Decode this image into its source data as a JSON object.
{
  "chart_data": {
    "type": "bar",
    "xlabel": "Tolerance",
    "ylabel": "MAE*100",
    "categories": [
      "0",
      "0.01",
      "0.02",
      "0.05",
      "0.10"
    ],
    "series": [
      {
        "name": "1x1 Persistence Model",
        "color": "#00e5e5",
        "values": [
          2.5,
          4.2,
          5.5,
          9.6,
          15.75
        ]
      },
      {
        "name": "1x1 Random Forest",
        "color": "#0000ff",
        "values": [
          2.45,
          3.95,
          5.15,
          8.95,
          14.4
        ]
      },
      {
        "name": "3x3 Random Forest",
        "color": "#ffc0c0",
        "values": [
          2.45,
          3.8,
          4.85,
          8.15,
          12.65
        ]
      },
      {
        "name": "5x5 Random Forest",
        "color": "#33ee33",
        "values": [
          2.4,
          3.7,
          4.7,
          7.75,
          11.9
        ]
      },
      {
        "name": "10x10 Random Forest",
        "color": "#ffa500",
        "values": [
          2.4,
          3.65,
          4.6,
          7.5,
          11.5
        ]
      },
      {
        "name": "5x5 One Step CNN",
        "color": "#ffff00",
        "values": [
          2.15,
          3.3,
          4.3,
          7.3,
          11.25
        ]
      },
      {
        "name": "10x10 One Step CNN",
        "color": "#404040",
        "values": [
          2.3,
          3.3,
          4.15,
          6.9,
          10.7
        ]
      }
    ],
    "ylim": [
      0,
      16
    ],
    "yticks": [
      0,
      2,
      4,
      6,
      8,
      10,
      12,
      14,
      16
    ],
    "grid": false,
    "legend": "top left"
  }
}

---

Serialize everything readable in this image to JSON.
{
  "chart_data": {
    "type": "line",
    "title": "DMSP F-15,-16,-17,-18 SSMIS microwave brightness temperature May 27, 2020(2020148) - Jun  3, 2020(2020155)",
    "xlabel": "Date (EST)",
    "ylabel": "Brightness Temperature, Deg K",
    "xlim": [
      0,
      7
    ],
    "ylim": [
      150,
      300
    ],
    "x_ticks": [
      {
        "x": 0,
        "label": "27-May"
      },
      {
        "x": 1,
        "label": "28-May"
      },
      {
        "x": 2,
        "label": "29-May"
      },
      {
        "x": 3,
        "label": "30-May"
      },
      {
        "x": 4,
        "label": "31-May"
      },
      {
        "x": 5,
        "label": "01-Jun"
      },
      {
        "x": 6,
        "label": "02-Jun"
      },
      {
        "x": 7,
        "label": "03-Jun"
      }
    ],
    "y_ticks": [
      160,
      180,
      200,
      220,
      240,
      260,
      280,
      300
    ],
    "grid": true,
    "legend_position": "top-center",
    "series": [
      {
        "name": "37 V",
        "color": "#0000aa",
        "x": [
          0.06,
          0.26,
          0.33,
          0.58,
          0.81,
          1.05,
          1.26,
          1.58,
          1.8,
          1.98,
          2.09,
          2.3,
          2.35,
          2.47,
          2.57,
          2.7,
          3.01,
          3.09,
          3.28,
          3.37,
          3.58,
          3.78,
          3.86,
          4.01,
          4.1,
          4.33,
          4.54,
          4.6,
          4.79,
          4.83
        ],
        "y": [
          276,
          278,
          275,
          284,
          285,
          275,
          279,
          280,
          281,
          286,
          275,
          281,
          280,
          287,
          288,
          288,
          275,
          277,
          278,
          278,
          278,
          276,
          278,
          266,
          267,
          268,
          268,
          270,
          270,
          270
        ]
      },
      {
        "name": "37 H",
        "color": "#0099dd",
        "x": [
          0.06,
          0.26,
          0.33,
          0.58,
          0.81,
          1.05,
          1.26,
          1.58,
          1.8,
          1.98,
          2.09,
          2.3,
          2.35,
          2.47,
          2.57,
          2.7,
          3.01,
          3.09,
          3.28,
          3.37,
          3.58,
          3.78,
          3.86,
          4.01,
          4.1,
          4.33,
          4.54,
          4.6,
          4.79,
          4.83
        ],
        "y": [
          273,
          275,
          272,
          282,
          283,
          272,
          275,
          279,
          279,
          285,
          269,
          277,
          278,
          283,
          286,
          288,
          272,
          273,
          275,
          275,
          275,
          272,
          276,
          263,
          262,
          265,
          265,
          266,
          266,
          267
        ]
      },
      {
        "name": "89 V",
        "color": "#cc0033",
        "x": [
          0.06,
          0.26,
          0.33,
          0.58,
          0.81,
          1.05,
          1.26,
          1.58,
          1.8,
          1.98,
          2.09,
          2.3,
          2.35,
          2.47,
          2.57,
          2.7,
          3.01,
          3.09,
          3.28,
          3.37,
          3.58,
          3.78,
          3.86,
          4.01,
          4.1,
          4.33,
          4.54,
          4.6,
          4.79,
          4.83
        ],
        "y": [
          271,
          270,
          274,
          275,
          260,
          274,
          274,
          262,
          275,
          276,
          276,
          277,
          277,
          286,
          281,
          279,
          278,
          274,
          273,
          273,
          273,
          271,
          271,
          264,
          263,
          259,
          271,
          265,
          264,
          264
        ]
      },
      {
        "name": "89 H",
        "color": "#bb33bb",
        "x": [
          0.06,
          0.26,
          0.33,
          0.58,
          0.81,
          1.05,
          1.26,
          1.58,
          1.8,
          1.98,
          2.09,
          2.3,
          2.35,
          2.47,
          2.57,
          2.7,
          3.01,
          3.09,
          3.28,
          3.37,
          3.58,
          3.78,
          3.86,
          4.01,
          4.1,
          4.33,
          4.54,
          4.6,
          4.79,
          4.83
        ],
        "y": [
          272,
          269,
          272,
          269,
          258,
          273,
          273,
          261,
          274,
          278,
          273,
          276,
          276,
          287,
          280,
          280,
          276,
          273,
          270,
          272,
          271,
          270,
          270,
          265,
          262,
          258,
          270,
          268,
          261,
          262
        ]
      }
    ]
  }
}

---

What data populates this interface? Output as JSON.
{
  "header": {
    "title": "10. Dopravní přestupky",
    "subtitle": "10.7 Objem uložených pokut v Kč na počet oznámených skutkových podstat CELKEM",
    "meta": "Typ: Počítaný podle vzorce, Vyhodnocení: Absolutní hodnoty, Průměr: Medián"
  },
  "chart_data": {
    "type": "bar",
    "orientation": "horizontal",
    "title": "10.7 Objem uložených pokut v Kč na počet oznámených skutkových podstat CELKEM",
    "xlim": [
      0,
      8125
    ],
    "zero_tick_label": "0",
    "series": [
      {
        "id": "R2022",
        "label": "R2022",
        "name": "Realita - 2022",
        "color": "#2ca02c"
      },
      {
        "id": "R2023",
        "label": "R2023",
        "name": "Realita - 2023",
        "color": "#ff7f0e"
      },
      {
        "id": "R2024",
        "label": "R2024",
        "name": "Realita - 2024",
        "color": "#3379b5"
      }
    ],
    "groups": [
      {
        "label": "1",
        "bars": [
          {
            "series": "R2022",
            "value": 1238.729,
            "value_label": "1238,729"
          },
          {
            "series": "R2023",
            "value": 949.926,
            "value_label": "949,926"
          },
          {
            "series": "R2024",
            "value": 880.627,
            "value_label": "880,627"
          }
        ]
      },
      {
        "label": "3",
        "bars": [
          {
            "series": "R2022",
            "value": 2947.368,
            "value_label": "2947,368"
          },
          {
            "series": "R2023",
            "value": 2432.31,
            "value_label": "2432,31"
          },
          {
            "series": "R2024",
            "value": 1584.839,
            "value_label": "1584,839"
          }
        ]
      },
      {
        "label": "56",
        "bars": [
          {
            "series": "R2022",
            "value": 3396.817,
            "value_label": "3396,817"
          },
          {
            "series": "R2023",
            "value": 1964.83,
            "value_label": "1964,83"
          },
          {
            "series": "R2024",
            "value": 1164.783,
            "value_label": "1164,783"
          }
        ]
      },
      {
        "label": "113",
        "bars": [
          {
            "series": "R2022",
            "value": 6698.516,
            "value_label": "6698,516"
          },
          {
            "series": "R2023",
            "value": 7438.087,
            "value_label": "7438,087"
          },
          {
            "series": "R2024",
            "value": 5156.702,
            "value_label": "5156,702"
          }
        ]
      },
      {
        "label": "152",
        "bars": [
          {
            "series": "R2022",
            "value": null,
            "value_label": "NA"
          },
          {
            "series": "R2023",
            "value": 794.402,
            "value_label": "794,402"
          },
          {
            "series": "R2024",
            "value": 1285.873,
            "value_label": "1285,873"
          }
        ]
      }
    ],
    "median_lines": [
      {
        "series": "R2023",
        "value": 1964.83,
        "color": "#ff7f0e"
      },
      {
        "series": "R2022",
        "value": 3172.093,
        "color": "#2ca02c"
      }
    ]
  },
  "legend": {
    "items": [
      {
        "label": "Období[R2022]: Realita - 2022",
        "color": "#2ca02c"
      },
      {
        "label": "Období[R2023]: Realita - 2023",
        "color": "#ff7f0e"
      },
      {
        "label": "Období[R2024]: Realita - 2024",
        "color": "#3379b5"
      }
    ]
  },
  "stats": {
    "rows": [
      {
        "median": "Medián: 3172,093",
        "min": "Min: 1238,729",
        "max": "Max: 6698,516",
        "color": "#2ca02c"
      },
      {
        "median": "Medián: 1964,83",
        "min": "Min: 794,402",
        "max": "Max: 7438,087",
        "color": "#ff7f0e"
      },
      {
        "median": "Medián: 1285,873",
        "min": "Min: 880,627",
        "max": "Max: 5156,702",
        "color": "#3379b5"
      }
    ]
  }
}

*What you should do*
Of the lines above, how many contain the string "CELKEM"? Only the number is required.

*Written reply*
2